■ PROBLEM ■
Update the rows that begin at the line containing "legend-swatch <box>811 367 825 384</box>" and stop after the line containing "legend-swatch <box>357 6 370 23</box>": reproduce only those lines, with "stent-connectors" replaced by "connector-struts" and nothing else changed.

---

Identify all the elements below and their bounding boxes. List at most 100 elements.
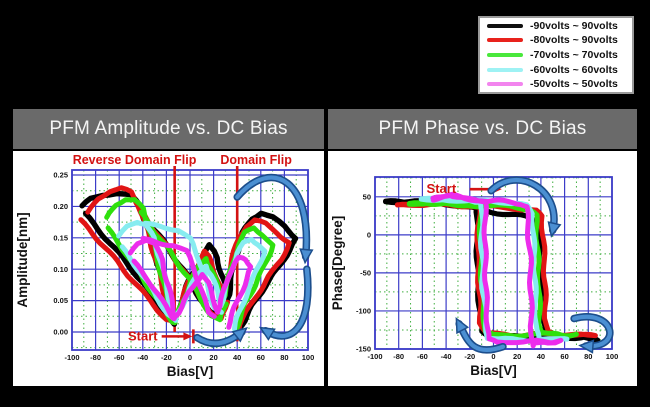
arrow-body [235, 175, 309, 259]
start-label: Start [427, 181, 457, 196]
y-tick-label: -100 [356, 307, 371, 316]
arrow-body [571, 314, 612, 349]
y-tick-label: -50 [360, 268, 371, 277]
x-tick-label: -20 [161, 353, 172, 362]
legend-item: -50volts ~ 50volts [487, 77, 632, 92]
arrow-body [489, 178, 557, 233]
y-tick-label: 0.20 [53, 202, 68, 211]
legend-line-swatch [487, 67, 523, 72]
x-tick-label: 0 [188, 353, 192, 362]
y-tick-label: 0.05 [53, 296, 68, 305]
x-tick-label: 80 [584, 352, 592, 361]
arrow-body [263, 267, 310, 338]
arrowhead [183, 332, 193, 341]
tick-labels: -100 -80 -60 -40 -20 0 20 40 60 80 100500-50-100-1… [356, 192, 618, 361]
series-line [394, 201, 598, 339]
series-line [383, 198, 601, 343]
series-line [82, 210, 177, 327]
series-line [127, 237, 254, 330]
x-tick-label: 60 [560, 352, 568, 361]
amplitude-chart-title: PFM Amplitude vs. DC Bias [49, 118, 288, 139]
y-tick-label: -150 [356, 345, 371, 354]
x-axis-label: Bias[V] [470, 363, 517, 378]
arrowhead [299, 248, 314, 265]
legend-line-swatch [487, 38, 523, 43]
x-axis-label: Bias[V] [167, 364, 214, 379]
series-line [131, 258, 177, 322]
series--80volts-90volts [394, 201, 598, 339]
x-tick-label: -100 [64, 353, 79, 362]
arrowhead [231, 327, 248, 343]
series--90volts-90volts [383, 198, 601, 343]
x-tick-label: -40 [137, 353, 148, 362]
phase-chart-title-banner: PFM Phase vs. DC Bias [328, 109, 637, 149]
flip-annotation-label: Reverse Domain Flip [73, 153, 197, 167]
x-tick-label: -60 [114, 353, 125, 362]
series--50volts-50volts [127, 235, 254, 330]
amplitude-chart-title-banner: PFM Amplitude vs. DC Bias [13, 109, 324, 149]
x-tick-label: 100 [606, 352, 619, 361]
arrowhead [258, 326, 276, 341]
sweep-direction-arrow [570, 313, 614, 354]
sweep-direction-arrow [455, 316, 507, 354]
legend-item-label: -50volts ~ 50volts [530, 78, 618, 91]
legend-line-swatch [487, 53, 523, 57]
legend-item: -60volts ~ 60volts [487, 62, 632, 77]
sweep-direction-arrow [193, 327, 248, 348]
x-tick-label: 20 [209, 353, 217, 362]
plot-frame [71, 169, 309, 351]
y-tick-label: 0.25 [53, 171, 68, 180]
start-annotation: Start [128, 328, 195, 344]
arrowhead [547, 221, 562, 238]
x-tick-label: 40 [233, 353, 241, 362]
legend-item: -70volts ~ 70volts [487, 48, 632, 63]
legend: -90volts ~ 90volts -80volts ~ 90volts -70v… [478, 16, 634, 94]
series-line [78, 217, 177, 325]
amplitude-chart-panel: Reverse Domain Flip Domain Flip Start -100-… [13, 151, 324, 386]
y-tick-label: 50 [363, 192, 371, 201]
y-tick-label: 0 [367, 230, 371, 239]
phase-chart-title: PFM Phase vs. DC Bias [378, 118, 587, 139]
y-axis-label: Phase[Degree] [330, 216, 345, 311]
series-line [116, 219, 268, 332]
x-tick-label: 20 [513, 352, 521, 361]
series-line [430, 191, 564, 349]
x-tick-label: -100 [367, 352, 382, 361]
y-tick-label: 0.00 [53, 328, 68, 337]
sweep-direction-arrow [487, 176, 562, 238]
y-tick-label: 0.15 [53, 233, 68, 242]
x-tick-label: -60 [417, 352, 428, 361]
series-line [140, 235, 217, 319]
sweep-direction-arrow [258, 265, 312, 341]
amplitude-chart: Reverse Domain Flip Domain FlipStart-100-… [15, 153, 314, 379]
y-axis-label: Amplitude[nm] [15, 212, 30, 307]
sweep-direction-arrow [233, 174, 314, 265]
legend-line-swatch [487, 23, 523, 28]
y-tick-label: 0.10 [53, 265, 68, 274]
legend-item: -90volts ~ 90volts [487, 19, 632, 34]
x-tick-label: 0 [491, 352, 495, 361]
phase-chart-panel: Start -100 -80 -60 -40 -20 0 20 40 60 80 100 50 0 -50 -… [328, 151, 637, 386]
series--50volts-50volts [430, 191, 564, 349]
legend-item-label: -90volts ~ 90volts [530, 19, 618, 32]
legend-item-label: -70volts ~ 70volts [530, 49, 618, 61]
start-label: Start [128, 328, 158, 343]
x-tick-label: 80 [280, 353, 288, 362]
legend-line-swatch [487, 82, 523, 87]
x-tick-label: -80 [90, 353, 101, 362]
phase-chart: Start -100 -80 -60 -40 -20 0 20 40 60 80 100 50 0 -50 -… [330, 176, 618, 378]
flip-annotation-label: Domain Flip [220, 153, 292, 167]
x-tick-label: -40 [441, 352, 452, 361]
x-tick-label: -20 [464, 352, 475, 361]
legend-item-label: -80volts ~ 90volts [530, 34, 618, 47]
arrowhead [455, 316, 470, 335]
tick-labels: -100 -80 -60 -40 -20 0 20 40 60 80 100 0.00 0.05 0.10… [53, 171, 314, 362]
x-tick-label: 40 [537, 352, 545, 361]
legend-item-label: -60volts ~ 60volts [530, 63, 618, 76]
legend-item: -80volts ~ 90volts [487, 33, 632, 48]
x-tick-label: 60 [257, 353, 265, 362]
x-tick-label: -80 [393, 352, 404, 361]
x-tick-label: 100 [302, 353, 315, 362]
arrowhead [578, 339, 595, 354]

---

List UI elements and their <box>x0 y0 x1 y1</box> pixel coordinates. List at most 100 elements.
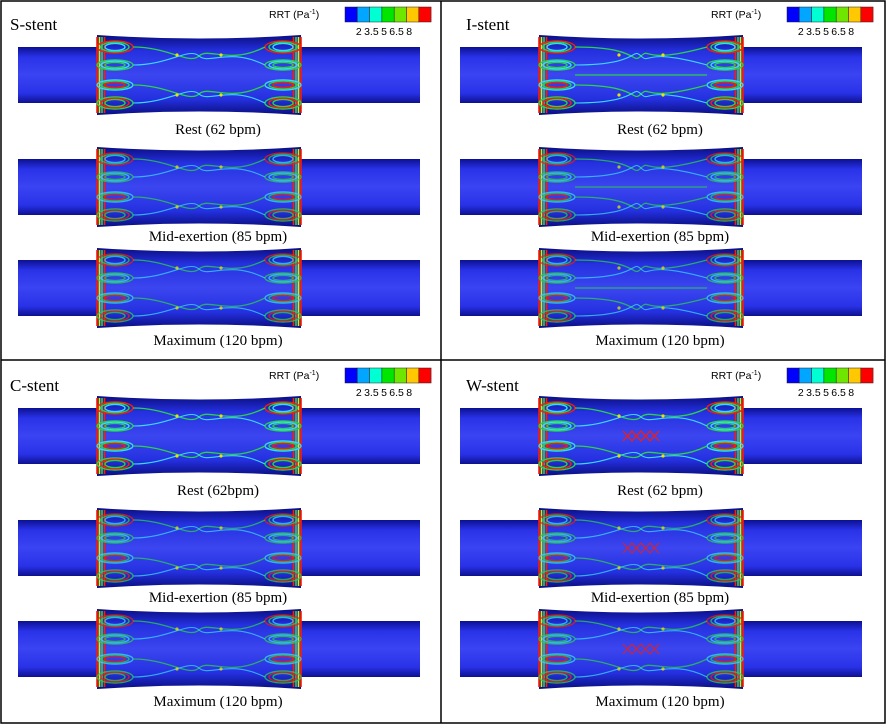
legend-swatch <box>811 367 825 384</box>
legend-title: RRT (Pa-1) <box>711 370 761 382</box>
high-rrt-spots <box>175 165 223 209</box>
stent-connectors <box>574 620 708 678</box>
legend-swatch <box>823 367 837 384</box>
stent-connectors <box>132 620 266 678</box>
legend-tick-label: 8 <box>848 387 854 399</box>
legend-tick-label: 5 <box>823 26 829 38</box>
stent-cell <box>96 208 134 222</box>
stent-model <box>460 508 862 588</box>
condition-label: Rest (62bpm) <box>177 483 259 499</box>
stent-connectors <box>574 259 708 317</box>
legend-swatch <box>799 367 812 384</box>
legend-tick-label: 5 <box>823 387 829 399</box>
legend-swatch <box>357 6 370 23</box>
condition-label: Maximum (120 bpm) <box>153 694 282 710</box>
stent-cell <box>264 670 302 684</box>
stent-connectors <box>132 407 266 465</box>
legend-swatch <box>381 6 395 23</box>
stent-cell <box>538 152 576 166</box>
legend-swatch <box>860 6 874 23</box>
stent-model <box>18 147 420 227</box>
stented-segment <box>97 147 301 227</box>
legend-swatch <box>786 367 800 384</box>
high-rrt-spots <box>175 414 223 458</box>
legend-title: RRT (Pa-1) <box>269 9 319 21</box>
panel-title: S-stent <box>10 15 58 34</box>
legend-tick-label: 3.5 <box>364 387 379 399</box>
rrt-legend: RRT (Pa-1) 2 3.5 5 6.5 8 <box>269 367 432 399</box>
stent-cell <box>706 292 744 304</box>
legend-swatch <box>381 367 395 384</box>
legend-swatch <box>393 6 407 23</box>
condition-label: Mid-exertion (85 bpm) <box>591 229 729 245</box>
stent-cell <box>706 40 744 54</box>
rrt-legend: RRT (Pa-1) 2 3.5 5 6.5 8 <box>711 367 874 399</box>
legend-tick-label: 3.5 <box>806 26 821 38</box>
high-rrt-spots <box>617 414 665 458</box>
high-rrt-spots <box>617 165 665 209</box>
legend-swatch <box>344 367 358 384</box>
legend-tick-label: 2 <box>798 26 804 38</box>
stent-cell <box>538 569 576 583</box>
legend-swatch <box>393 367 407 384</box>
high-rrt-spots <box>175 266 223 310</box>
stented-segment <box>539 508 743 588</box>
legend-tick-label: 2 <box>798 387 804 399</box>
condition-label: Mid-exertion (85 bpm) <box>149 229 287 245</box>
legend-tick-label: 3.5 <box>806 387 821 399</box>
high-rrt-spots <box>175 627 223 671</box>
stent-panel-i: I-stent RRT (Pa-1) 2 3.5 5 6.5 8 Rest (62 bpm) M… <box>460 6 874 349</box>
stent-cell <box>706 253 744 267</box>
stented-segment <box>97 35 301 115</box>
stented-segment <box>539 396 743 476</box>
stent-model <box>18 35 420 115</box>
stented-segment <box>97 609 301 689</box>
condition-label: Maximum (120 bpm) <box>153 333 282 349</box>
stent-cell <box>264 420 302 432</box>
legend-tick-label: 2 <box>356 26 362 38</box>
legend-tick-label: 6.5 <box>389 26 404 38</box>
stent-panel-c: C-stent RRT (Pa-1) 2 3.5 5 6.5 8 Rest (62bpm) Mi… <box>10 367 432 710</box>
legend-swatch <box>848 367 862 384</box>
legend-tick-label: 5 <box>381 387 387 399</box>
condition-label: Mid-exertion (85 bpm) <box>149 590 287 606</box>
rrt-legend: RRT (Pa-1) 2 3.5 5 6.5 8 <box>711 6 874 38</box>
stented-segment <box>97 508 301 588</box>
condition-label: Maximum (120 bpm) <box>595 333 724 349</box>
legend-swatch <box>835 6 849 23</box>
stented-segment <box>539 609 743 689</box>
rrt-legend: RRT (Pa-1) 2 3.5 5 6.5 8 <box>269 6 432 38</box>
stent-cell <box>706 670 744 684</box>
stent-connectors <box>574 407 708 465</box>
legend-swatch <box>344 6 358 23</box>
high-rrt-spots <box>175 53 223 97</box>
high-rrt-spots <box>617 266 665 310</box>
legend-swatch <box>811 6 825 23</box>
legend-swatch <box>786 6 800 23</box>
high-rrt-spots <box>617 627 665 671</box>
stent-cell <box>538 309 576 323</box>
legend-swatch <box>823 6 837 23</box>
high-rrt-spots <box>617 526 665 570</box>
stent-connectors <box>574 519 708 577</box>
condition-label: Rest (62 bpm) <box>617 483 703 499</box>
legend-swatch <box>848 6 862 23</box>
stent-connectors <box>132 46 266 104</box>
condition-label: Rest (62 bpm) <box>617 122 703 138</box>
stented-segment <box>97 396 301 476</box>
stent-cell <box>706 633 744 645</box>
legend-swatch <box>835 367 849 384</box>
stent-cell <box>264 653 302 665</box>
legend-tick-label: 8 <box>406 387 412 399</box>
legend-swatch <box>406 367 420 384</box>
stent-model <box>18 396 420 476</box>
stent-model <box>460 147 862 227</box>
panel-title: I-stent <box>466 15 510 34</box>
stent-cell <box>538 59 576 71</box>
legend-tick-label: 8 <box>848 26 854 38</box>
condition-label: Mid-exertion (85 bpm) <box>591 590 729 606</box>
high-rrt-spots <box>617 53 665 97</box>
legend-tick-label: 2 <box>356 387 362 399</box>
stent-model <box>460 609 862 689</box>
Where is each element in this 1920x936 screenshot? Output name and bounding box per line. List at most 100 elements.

---

■ ANSWER TO THIS EXERCISE ■
legend-swatch <box>811 367 825 384</box>
legend-title: RRT (Pa-1) <box>711 370 761 382</box>
high-rrt-spots <box>175 165 223 209</box>
connector-struts <box>574 620 708 678</box>
legend-swatch <box>823 367 837 384</box>
connector-struts <box>132 620 266 678</box>
legend-tick-label: 8 <box>848 387 854 399</box>
legend-tick-label: 5 <box>823 26 829 38</box>
stent-cell <box>96 208 134 222</box>
stent-model <box>460 508 862 588</box>
condition-label: Rest (62bpm) <box>177 483 259 499</box>
connector-struts <box>574 259 708 317</box>
legend-swatch <box>799 367 812 384</box>
legend-tick-label: 5 <box>823 387 829 399</box>
legend-swatch <box>357 6 370 23</box>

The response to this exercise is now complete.